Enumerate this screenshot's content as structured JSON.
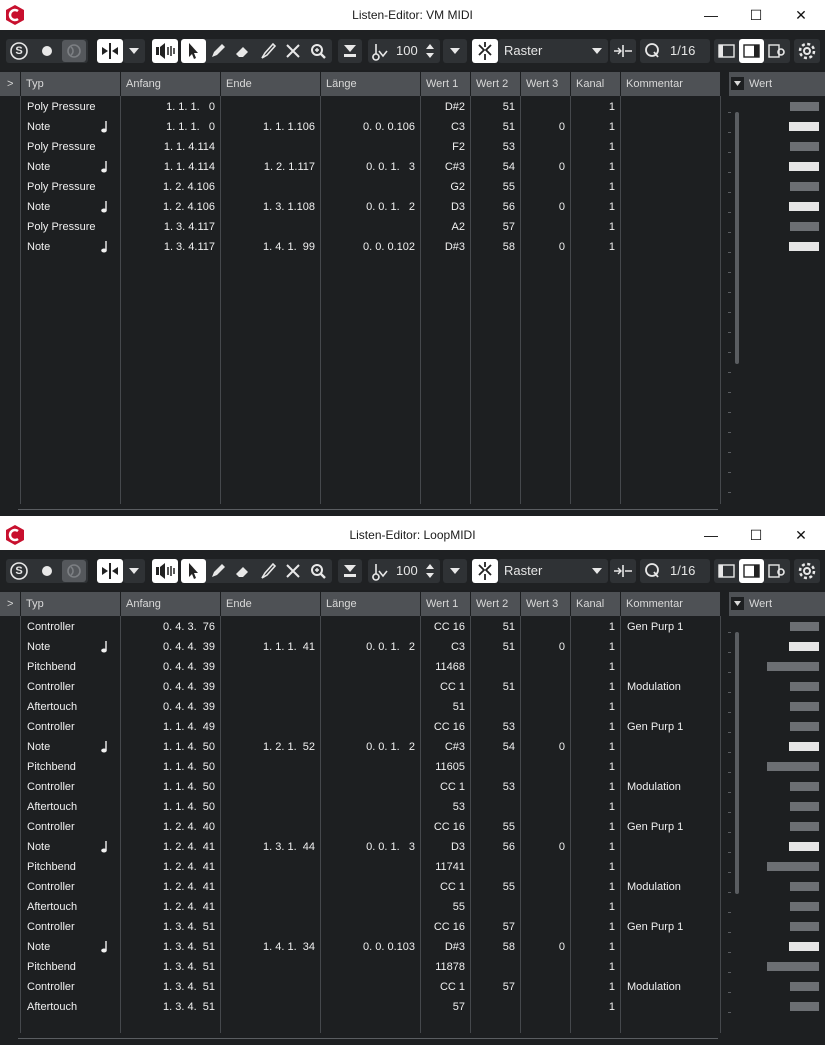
{
  "windows": [
    {
      "title": "Listen-Editor: VM MIDI",
      "window_controls": {
        "minimize": "—",
        "maximize": "☐",
        "close": "✕"
      },
      "toolbar": {
        "solo_icon": "S",
        "velocity_value": "100",
        "snap_type": "Raster",
        "quantize_value": "1/16"
      },
      "columns": [
        "Typ",
        "Anfang",
        "Ende",
        "Länge",
        "Wert 1",
        "Wert 2",
        "Wert 3",
        "Kanal",
        "Kommentar"
      ],
      "expand_label": ">",
      "value_panel_header": "Wert",
      "events": [
        {
          "type": "Poly Pressure",
          "note": false,
          "start": "1. 1. 1.   0",
          "end": "",
          "length": "",
          "v1": "D#2",
          "v2": "51",
          "v3": "",
          "ch": "1",
          "comment": ""
        },
        {
          "type": "Note",
          "note": true,
          "start": "1. 1. 1.   0",
          "end": "1. 1. 1.106",
          "length": "0. 0. 0.106",
          "v1": "C3",
          "v2": "51",
          "v3": "0",
          "ch": "1",
          "comment": ""
        },
        {
          "type": "Poly Pressure",
          "note": false,
          "start": "1. 1. 4.114",
          "end": "",
          "length": "",
          "v1": "F2",
          "v2": "53",
          "v3": "",
          "ch": "1",
          "comment": ""
        },
        {
          "type": "Note",
          "note": true,
          "start": "1. 1. 4.114",
          "end": "1. 2. 1.117",
          "length": "0. 0. 1.   3",
          "v1": "C#3",
          "v2": "54",
          "v3": "0",
          "ch": "1",
          "comment": ""
        },
        {
          "type": "Poly Pressure",
          "note": false,
          "start": "1. 2. 4.106",
          "end": "",
          "length": "",
          "v1": "G2",
          "v2": "55",
          "v3": "",
          "ch": "1",
          "comment": ""
        },
        {
          "type": "Note",
          "note": true,
          "start": "1. 2. 4.106",
          "end": "1. 3. 1.108",
          "length": "0. 0. 1.   2",
          "v1": "D3",
          "v2": "56",
          "v3": "0",
          "ch": "1",
          "comment": ""
        },
        {
          "type": "Poly Pressure",
          "note": false,
          "start": "1. 3. 4.117",
          "end": "",
          "length": "",
          "v1": "A2",
          "v2": "57",
          "v3": "",
          "ch": "1",
          "comment": ""
        },
        {
          "type": "Note",
          "note": true,
          "start": "1. 3. 4.117",
          "end": "1. 4. 1.  99",
          "length": "0. 0. 0.102",
          "v1": "D#3",
          "v2": "58",
          "v3": "0",
          "ch": "1",
          "comment": ""
        }
      ]
    },
    {
      "title": "Listen-Editor: LoopMIDI",
      "window_controls": {
        "minimize": "—",
        "maximize": "☐",
        "close": "✕"
      },
      "toolbar": {
        "solo_icon": "S",
        "velocity_value": "100",
        "snap_type": "Raster",
        "quantize_value": "1/16"
      },
      "columns": [
        "Typ",
        "Anfang",
        "Ende",
        "Länge",
        "Wert 1",
        "Wert 2",
        "Wert 3",
        "Kanal",
        "Kommentar"
      ],
      "expand_label": ">",
      "value_panel_header": "Wert",
      "events": [
        {
          "type": "Controller",
          "note": false,
          "start": "0. 4. 3.  76",
          "end": "",
          "length": "",
          "v1": "CC 16",
          "v2": "51",
          "v3": "",
          "ch": "1",
          "comment": "Gen Purp 1"
        },
        {
          "type": "Note",
          "note": true,
          "start": "0. 4. 4.  39",
          "end": "1. 1. 1.  41",
          "length": "0. 0. 1.   2",
          "v1": "C3",
          "v2": "51",
          "v3": "0",
          "ch": "1",
          "comment": ""
        },
        {
          "type": "Pitchbend",
          "note": false,
          "start": "0. 4. 4.  39",
          "end": "",
          "length": "",
          "v1": "11468",
          "v2": "",
          "v3": "",
          "ch": "1",
          "comment": ""
        },
        {
          "type": "Controller",
          "note": false,
          "start": "0. 4. 4.  39",
          "end": "",
          "length": "",
          "v1": "CC 1",
          "v2": "51",
          "v3": "",
          "ch": "1",
          "comment": "Modulation"
        },
        {
          "type": "Aftertouch",
          "note": false,
          "start": "0. 4. 4.  39",
          "end": "",
          "length": "",
          "v1": "51",
          "v2": "",
          "v3": "",
          "ch": "1",
          "comment": ""
        },
        {
          "type": "Controller",
          "note": false,
          "start": "1. 1. 4.  49",
          "end": "",
          "length": "",
          "v1": "CC 16",
          "v2": "53",
          "v3": "",
          "ch": "1",
          "comment": "Gen Purp 1"
        },
        {
          "type": "Note",
          "note": true,
          "start": "1. 1. 4.  50",
          "end": "1. 2. 1.  52",
          "length": "0. 0. 1.   2",
          "v1": "C#3",
          "v2": "54",
          "v3": "0",
          "ch": "1",
          "comment": ""
        },
        {
          "type": "Pitchbend",
          "note": false,
          "start": "1. 1. 4.  50",
          "end": "",
          "length": "",
          "v1": "11605",
          "v2": "",
          "v3": "",
          "ch": "1",
          "comment": ""
        },
        {
          "type": "Controller",
          "note": false,
          "start": "1. 1. 4.  50",
          "end": "",
          "length": "",
          "v1": "CC 1",
          "v2": "53",
          "v3": "",
          "ch": "1",
          "comment": "Modulation"
        },
        {
          "type": "Aftertouch",
          "note": false,
          "start": "1. 1. 4.  50",
          "end": "",
          "length": "",
          "v1": "53",
          "v2": "",
          "v3": "",
          "ch": "1",
          "comment": ""
        },
        {
          "type": "Controller",
          "note": false,
          "start": "1. 2. 4.  40",
          "end": "",
          "length": "",
          "v1": "CC 16",
          "v2": "55",
          "v3": "",
          "ch": "1",
          "comment": "Gen Purp 1"
        },
        {
          "type": "Note",
          "note": true,
          "start": "1. 2. 4.  41",
          "end": "1. 3. 1.  44",
          "length": "0. 0. 1.   3",
          "v1": "D3",
          "v2": "56",
          "v3": "0",
          "ch": "1",
          "comment": ""
        },
        {
          "type": "Pitchbend",
          "note": false,
          "start": "1. 2. 4.  41",
          "end": "",
          "length": "",
          "v1": "11741",
          "v2": "",
          "v3": "",
          "ch": "1",
          "comment": ""
        },
        {
          "type": "Controller",
          "note": false,
          "start": "1. 2. 4.  41",
          "end": "",
          "length": "",
          "v1": "CC 1",
          "v2": "55",
          "v3": "",
          "ch": "1",
          "comment": "Modulation"
        },
        {
          "type": "Aftertouch",
          "note": false,
          "start": "1. 2. 4.  41",
          "end": "",
          "length": "",
          "v1": "55",
          "v2": "",
          "v3": "",
          "ch": "1",
          "comment": ""
        },
        {
          "type": "Controller",
          "note": false,
          "start": "1. 3. 4.  51",
          "end": "",
          "length": "",
          "v1": "CC 16",
          "v2": "57",
          "v3": "",
          "ch": "1",
          "comment": "Gen Purp 1"
        },
        {
          "type": "Note",
          "note": true,
          "start": "1. 3. 4.  51",
          "end": "1. 4. 1.  34",
          "length": "0. 0. 0.103",
          "v1": "D#3",
          "v2": "58",
          "v3": "0",
          "ch": "1",
          "comment": ""
        },
        {
          "type": "Pitchbend",
          "note": false,
          "start": "1. 3. 4.  51",
          "end": "",
          "length": "",
          "v1": "11878",
          "v2": "",
          "v3": "",
          "ch": "1",
          "comment": ""
        },
        {
          "type": "Controller",
          "note": false,
          "start": "1. 3. 4.  51",
          "end": "",
          "length": "",
          "v1": "CC 1",
          "v2": "57",
          "v3": "",
          "ch": "1",
          "comment": "Modulation"
        },
        {
          "type": "Aftertouch",
          "note": false,
          "start": "1. 3. 4.  51",
          "end": "",
          "length": "",
          "v1": "57",
          "v2": "",
          "v3": "",
          "ch": "1",
          "comment": ""
        }
      ]
    }
  ],
  "colors": {
    "background": "#1d1f21",
    "header": "#4e5155",
    "bar_selected": "#e6e6e6",
    "bar_normal": "#6c6f73",
    "accent_logo": "#c8102e"
  }
}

• EXERCISE AIM: Determine the number of lines in the records that include the string "title", and respond with that number only.

• TASK RESPONSE: 2